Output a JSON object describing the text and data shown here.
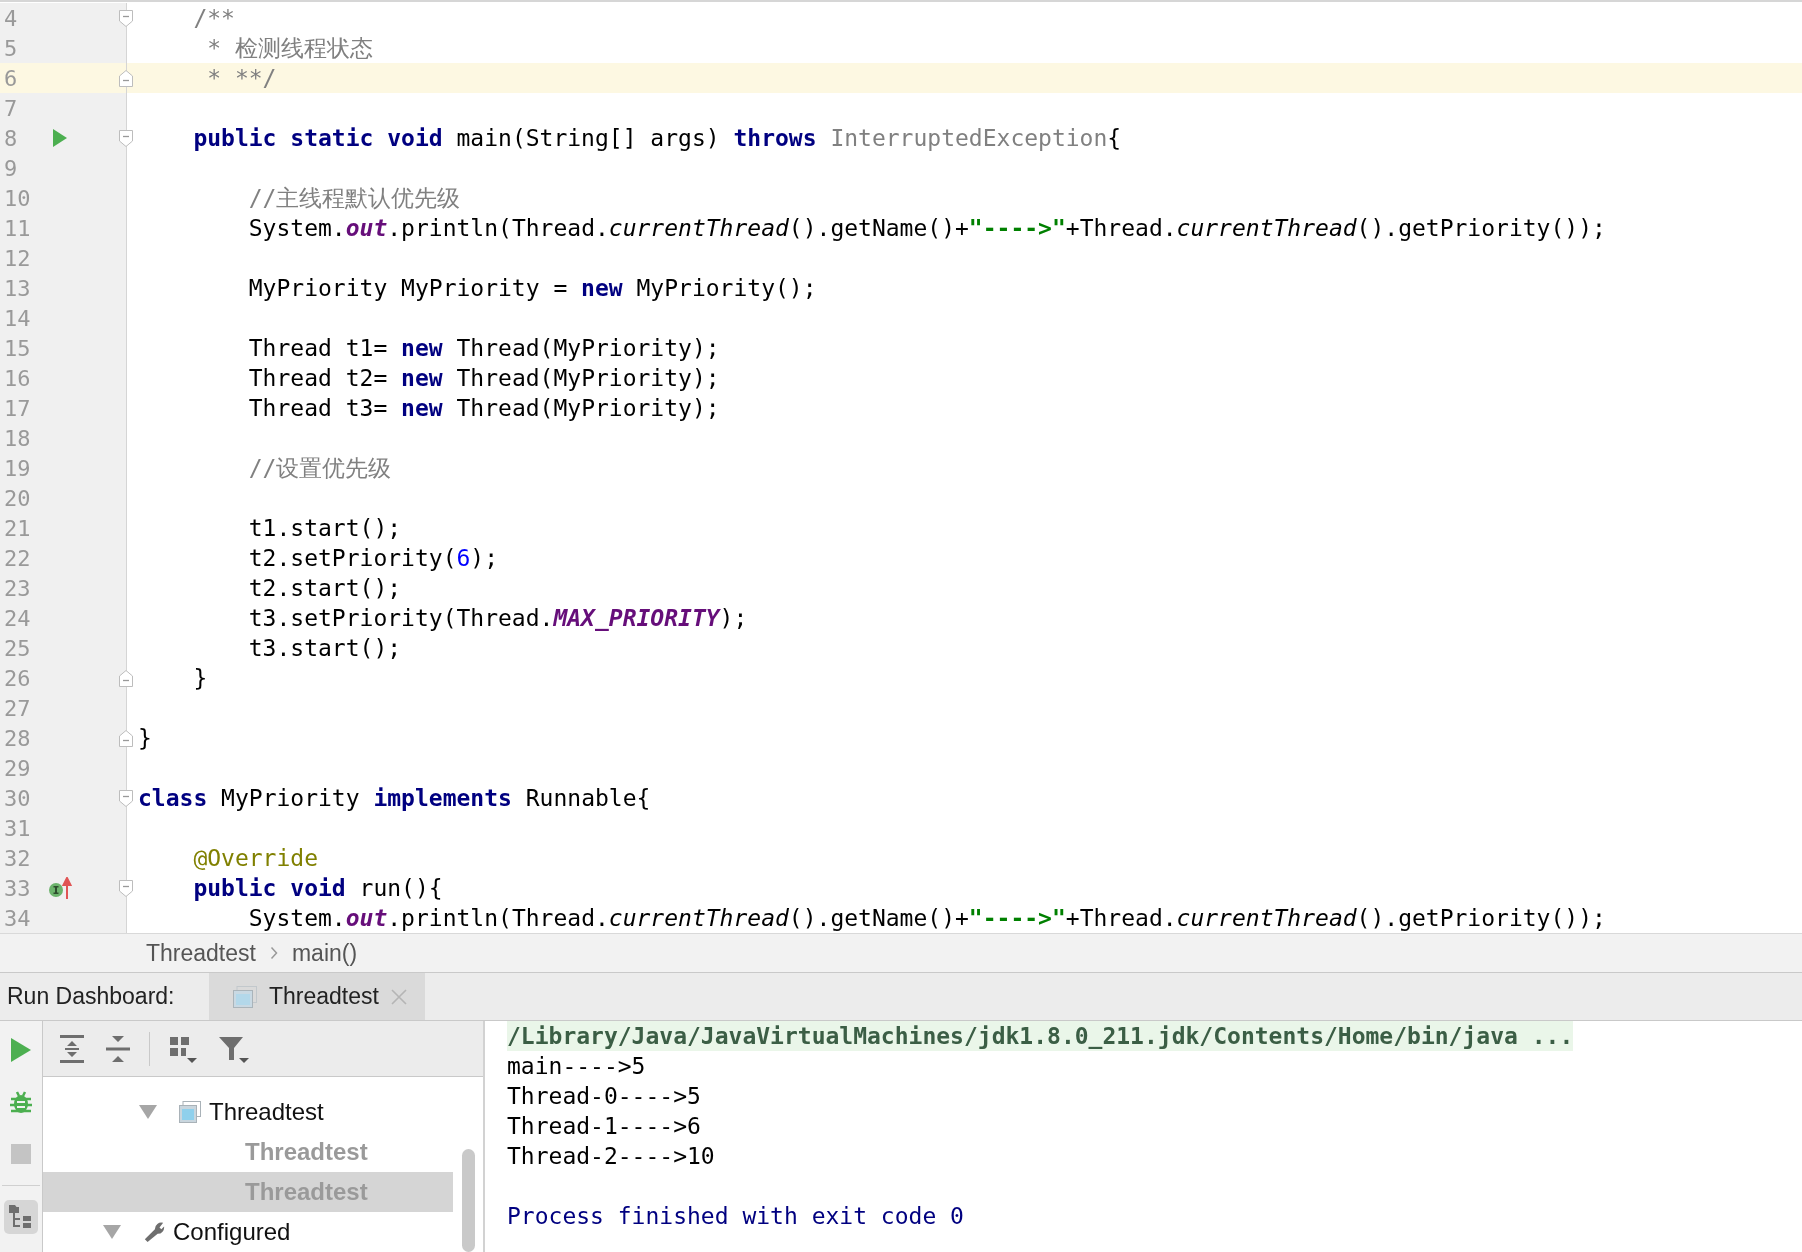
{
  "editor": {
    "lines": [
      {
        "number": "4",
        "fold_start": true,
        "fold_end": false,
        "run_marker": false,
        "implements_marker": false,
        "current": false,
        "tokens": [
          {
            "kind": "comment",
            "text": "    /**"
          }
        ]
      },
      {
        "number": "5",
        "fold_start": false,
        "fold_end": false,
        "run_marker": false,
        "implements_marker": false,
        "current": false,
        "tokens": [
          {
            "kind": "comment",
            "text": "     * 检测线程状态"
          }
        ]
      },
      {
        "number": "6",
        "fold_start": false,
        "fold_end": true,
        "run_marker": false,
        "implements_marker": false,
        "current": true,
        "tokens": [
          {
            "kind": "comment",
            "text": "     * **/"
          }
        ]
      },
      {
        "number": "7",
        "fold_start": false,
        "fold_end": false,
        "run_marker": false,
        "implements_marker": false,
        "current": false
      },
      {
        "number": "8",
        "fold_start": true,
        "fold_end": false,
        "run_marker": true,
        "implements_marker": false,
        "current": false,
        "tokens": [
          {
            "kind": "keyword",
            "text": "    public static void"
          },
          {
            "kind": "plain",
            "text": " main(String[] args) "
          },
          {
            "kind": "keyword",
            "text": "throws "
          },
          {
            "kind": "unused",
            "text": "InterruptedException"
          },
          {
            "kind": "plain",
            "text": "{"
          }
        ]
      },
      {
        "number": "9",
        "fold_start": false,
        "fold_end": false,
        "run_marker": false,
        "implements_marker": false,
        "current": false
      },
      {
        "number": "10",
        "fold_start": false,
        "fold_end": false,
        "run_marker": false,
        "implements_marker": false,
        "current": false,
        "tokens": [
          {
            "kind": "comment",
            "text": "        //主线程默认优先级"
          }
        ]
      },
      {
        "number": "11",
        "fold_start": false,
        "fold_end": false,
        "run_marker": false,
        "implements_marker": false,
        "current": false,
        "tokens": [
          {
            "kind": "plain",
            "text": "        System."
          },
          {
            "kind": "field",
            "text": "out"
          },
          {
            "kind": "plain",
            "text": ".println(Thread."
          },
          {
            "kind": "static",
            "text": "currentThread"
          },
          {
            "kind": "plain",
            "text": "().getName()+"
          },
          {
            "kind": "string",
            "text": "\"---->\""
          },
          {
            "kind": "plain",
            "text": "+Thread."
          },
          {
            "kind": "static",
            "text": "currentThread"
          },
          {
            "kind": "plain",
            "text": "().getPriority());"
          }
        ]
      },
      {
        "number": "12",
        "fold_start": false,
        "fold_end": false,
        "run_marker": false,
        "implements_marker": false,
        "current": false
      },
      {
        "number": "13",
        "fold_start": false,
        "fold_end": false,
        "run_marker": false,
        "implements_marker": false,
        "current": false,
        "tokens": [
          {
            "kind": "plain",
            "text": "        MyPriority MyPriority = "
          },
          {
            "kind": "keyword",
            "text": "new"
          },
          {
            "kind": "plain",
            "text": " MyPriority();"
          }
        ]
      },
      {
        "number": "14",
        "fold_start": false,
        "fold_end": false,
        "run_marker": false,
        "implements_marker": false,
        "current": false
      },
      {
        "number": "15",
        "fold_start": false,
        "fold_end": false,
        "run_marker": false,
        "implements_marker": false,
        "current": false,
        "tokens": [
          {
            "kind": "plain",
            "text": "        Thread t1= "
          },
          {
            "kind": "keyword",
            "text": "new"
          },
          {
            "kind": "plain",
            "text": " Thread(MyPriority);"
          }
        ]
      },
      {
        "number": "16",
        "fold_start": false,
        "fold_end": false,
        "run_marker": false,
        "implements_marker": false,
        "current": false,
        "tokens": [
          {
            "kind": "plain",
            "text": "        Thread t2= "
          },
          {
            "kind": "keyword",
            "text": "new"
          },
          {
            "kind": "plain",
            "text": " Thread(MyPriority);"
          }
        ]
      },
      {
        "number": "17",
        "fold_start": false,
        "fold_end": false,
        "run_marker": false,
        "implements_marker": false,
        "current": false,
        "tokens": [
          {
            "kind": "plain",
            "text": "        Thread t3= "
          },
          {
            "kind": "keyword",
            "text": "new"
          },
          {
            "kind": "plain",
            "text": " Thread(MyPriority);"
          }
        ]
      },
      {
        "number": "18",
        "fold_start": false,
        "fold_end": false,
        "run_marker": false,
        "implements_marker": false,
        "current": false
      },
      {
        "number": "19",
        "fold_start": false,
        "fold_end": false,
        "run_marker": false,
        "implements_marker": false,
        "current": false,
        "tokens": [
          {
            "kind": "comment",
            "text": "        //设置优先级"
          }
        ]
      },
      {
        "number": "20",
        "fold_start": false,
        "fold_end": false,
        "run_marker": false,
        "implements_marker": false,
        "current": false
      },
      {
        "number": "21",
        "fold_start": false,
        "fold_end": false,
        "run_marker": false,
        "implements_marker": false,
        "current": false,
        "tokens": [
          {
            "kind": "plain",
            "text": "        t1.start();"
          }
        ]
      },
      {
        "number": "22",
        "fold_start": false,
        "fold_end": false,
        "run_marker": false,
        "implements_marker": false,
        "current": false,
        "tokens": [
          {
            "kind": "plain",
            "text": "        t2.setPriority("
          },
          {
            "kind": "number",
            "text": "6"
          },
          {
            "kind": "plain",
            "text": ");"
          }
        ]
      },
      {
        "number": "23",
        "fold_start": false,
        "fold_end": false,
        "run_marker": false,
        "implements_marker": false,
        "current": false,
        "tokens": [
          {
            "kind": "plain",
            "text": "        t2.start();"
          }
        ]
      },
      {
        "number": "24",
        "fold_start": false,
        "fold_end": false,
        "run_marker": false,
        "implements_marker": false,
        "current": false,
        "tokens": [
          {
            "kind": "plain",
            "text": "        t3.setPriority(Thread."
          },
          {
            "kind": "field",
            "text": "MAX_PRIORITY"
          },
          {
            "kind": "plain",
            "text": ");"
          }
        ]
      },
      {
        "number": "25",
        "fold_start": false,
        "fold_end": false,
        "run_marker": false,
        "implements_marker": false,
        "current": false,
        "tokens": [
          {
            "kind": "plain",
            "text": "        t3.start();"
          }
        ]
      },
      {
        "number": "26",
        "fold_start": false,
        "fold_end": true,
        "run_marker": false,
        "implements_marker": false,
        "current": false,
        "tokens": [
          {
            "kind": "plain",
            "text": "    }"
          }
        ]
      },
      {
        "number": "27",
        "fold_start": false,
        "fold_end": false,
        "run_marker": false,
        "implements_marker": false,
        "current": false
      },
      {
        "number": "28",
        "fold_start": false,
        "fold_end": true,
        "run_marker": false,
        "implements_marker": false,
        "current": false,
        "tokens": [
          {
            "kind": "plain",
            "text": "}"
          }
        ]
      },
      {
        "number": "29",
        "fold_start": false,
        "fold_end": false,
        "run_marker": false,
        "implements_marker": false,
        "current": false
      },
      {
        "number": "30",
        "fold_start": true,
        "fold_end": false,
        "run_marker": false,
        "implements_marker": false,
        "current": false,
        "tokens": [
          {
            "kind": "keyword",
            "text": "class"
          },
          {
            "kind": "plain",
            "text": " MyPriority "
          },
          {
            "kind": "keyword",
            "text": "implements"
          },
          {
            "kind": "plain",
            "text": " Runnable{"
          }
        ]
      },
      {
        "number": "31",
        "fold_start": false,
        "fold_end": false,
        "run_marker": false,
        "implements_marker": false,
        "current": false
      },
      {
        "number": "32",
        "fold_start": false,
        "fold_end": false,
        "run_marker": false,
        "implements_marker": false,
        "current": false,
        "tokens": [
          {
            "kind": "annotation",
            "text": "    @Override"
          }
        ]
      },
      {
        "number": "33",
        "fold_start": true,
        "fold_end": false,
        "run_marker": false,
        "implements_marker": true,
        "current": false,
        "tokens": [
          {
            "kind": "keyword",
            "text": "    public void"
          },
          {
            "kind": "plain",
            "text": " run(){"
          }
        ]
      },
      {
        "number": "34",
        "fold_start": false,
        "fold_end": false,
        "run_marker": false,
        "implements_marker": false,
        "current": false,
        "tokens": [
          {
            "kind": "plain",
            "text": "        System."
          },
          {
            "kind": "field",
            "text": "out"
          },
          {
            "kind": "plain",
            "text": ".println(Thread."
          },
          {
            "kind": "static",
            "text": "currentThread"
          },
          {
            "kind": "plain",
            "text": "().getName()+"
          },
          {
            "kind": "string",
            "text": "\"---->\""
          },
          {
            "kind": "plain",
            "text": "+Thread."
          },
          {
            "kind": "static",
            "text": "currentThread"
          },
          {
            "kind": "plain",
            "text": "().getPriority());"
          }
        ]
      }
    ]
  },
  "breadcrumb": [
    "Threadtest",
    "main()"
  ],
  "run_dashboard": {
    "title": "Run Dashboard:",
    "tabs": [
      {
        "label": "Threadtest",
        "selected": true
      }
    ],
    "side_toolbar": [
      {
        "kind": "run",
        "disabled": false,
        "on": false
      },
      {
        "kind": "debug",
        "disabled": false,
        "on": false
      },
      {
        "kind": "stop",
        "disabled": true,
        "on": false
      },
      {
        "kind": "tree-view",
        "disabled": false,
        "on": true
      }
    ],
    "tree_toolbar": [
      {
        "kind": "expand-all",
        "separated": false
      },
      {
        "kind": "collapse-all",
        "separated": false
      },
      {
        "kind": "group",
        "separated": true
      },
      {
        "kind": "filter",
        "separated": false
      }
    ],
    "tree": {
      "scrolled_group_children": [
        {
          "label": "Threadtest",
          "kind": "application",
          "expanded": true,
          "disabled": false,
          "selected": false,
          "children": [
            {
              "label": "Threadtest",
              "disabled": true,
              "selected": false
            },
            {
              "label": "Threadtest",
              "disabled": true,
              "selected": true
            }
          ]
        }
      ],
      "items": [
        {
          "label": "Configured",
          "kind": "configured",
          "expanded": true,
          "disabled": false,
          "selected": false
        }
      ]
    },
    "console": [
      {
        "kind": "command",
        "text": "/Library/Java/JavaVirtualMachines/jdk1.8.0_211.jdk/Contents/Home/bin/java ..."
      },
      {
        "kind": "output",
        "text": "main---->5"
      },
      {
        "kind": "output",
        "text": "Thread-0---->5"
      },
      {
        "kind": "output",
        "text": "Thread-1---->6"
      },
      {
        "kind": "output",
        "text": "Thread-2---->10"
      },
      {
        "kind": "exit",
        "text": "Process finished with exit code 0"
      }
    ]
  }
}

▶ **GIVEN REQUEST**: Only lines holding the string "label" are wanted; gather each one from the entries above.

▶ **ANSWER TO THE TASK**:
        "label": "Threadtest",
          "label": "Threadtest",
              "label": "Threadtest",
              "label": "Threadtest",
          "label": "Configured",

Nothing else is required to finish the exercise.